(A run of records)
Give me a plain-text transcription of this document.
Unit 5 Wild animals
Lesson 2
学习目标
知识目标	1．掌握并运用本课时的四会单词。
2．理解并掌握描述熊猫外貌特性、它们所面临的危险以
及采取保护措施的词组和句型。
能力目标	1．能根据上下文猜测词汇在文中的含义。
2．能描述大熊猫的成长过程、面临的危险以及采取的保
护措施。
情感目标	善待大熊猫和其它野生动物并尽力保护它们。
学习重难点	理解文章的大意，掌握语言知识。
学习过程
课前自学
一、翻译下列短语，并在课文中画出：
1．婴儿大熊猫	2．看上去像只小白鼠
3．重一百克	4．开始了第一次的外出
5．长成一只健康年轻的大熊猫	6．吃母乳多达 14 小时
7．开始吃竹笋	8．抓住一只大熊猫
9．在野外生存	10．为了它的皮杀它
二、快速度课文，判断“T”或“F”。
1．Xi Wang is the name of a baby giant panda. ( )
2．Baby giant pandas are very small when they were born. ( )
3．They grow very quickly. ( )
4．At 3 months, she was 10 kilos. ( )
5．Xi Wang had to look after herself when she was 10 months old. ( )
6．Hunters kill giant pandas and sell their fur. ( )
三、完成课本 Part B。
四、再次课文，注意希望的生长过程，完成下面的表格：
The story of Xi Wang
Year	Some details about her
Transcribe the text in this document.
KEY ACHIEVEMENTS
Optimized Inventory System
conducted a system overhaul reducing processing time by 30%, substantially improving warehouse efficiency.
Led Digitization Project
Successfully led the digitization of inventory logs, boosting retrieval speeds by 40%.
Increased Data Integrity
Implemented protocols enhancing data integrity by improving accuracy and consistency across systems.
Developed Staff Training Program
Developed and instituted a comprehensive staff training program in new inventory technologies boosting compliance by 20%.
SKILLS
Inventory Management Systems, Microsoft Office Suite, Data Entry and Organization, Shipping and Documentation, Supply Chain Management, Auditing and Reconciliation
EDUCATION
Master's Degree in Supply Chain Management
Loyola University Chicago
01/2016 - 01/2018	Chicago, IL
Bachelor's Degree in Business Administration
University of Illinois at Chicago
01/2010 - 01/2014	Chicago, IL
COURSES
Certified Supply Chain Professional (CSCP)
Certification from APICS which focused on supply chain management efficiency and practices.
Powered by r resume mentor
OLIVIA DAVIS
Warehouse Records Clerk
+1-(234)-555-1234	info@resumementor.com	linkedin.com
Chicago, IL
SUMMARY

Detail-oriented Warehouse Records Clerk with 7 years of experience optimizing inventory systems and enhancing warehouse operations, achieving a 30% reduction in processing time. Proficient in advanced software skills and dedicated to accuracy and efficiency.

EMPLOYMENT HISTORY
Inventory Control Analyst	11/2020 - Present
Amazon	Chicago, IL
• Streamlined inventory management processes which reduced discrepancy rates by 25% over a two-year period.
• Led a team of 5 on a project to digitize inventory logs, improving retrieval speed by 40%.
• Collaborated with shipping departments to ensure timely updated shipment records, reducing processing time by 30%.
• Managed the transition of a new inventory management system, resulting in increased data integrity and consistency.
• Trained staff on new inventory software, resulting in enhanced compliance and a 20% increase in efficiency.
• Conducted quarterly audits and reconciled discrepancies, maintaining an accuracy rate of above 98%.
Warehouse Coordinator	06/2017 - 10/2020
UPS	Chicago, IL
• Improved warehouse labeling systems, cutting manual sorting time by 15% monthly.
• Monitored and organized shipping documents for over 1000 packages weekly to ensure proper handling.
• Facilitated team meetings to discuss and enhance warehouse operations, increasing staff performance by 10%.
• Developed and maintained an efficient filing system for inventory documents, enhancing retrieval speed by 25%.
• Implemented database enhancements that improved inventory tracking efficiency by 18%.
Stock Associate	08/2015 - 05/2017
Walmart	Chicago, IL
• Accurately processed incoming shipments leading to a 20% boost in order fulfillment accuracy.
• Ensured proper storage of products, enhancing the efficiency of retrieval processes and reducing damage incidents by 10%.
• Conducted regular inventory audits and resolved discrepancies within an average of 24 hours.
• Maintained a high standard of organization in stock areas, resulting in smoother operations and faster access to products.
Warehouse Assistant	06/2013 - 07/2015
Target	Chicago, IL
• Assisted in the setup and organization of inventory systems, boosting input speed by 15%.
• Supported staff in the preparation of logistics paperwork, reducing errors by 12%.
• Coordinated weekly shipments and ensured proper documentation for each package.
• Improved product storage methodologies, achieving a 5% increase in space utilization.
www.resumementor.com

> The exercise
Filter the entries and copy out every line with the word "documents".

> Solution to this exercise
• Monitored and organized shipping documents for over 1000 packages weekly to ensure proper handling.
• Developed and maintained an efficient filing system for inventory documents, enhancing retrieval speed by 25%.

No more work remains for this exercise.